### Exercise
Lines containing the word "more" should be extracted in full.

### Listed entries
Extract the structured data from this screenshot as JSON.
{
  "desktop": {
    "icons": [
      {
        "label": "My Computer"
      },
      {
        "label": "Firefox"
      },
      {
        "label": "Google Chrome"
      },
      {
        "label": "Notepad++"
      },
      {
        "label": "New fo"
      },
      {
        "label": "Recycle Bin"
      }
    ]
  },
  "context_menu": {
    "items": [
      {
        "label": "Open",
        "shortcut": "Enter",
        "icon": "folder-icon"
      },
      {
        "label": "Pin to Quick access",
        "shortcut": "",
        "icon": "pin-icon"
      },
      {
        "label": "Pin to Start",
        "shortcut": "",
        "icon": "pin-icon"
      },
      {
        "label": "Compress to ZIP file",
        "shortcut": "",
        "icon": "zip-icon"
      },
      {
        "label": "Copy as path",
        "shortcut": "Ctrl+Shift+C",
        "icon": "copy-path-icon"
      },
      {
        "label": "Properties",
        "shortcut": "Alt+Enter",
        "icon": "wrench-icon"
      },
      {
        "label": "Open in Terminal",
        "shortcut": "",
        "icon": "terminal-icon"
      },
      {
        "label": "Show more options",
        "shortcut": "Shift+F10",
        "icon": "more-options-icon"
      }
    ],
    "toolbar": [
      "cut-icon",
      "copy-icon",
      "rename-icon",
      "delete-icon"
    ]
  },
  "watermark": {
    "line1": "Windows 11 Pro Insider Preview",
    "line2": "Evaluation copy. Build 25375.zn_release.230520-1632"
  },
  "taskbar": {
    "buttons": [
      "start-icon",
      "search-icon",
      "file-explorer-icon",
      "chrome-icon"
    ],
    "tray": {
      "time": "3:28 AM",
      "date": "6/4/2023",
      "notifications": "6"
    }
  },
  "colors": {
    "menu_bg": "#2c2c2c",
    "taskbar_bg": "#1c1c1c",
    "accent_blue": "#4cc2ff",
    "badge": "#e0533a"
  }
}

### The output
        "label": "Show more options",
        "icon": "more-options-icon"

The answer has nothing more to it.